> WHAT THE TASK ASKS:
Output all records precisely as written.
+-------+
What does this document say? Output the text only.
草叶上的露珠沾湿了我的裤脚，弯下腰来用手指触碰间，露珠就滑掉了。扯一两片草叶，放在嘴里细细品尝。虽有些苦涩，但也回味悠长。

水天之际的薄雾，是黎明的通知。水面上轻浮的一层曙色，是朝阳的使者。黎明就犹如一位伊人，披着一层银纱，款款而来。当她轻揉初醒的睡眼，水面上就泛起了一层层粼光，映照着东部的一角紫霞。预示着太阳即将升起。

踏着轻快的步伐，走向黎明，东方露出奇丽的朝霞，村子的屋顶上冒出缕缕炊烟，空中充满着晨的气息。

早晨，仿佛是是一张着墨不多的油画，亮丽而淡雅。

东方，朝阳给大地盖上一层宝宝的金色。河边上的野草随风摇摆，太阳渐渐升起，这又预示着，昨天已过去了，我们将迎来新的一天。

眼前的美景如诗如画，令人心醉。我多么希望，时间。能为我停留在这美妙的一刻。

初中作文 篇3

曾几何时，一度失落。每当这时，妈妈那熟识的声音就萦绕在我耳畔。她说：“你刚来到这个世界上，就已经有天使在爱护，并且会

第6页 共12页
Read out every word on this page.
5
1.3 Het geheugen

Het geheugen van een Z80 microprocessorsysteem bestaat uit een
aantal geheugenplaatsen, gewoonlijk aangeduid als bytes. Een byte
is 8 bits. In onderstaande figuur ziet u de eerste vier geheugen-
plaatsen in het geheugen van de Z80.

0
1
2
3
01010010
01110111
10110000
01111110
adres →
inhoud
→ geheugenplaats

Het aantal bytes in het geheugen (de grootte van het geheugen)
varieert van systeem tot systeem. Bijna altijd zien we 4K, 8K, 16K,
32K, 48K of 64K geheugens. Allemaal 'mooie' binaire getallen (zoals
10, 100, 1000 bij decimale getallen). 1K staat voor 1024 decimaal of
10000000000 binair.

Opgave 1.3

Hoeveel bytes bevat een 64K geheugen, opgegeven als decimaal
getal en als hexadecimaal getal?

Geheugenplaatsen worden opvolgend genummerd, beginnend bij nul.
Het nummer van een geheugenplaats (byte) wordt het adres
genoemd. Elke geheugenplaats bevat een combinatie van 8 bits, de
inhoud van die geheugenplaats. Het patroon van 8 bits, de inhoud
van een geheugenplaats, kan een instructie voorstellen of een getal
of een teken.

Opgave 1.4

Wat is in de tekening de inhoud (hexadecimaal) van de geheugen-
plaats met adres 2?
+-------+
> ANSWER IN FULL:
What does this document say? Output the text only.
草叶上的露珠沾湿了我的裤脚，弯下腰来用手指触碰间，露珠就滑掉了。扯一两片草叶，放在嘴里细细品尝。虽有些苦涩，但也回味悠长。

水天之际的薄雾，是黎明的通知。水面上轻浮的一层曙色，是朝阳的使者。黎明就犹如一位伊人，披着一层银纱，款款而来。当她轻揉初醒的睡眼，水面上就泛起了一层层粼光，映照着东部的一角紫霞。预示着太阳即将升起。

踏着轻快的步伐，走向黎明，东方露出奇丽的朝霞，村子的屋顶上冒出缕缕炊烟，空中充满着晨的气息。

早晨，仿佛是是一张着墨不多的油画，亮丽而淡雅。

东方，朝阳给大地盖上一层宝宝的金色。河边上的野草随风摇摆，太阳渐渐升起，这又预示着，昨天已过去了，我们将迎来新的一天。

眼前的美景如诗如画，令人心醉。我多么希望，时间。能为我停留在这美妙的一刻。

初中作文 篇3

曾几何时，一度失落。每当这时，妈妈那熟识的声音就萦绕在我耳畔。她说：“你刚来到这个世界上，就已经有天使在爱护，并且会

第6页 共12页
Read out every word on this page.
5
1.3 Het geheugen

Het geheugen van een Z80 microprocessorsysteem bestaat uit een
aantal geheugenplaatsen, gewoonlijk aangeduid als bytes. Een byte
is 8 bits. In onderstaande figuur ziet u de eerste vier geheugen-
plaatsen in het geheugen van de Z80.

0
1
2
3
01010010
01110111
10110000
01111110
adres →
inhoud
→ geheugenplaats

Het aantal bytes in het geheugen (de grootte van het geheugen)
varieert van systeem tot systeem. Bijna altijd zien we 4K, 8K, 16K,
32K, 48K of 64K geheugens. Allemaal 'mooie' binaire getallen (zoals
10, 100, 1000 bij decimale getallen). 1K staat voor 1024 decimaal of
10000000000 binair.

Opgave 1.3

Hoeveel bytes bevat een 64K geheugen, opgegeven als decimaal
getal en als hexadecimaal getal?

Geheugenplaatsen worden opvolgend genummerd, beginnend bij nul.
Het nummer van een geheugenplaats (byte) wordt het adres
genoemd. Elke geheugenplaats bevat een combinatie van 8 bits, de
inhoud van die geheugenplaats. Het patroon van 8 bits, de inhoud
van een geheugenplaats, kan een instructie voorstellen of een getal
of een teken.

Opgave 1.4

Wat is in de tekening de inhoud (hexadecimaal) van de geheugen-
plaats met adres 2?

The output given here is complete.